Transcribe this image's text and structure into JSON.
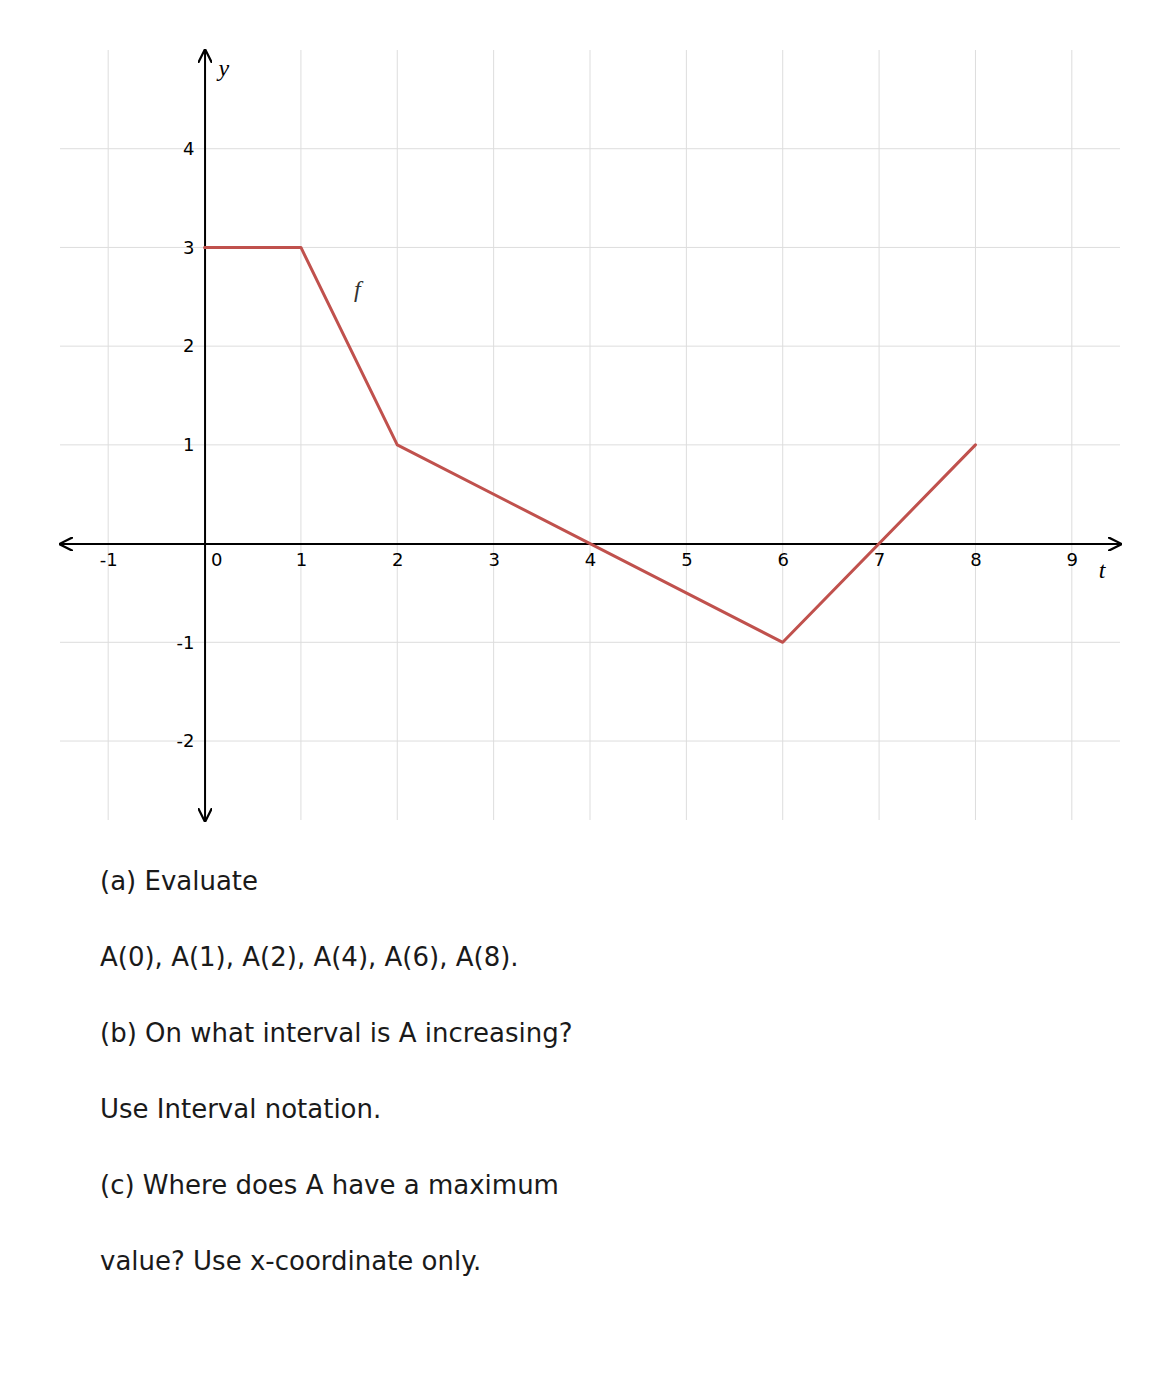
{
  "chart_data": {
    "type": "line",
    "x": [
      0,
      1,
      2,
      6,
      8
    ],
    "values": [
      3,
      3,
      1,
      -1,
      1
    ],
    "color": "#c0514d",
    "xlim": [
      -1.5,
      9.5
    ],
    "ylim": [
      -2.8,
      5.0
    ],
    "xticks": [
      -1,
      0,
      1,
      2,
      3,
      4,
      5,
      6,
      7,
      8,
      9
    ],
    "yticks": [
      -2,
      -1,
      1,
      2,
      3,
      4
    ],
    "grid": true,
    "x_label": "t",
    "y_label": "y",
    "annotations": [
      {
        "text": "f",
        "x": 1.55,
        "y": 2.5
      }
    ],
    "text_lines": [
      "(a) Evaluate",
      "A(0), A(1), A(2), A(4), A(6), A(8).",
      "(b) On what interval is A increasing?",
      "Use Interval notation.",
      "(c) Where does A have a maximum",
      "value? Use x-coordinate only."
    ]
  }
}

· · · · ·

● **Exercise prompt**: Without the pictures, write out all of the material exactly.

● **Expected output**:
Transcribe this image's text and structure into JSON.
{
  "chart_data": {
    "type": "line",
    "x": [
      0,
      1,
      2,
      6,
      8
    ],
    "values": [
      3,
      3,
      1,
      -1,
      1
    ],
    "color": "#c0514d",
    "xlim": [
      -1.5,
      9.5
    ],
    "ylim": [
      -2.8,
      5.0
    ],
    "xticks": [
      -1,
      0,
      1,
      2,
      3,
      4,
      5,
      6,
      7,
      8,
      9
    ],
    "yticks": [
      -2,
      -1,
      1,
      2,
      3,
      4
    ],
    "grid": true,
    "x_label": "t",
    "y_label": "y",
    "annotations": [
      {
        "text": "f",
        "x": 1.55,
        "y": 2.5
      }
    ],
    "text_lines": [
      "(a) Evaluate",
      "A(0), A(1), A(2), A(4), A(6), A(8).",
      "(b) On what interval is A increasing?",
      "Use Interval notation.",
      "(c) Where does A have a maximum",
      "value? Use x-coordinate only."
    ]
  }
}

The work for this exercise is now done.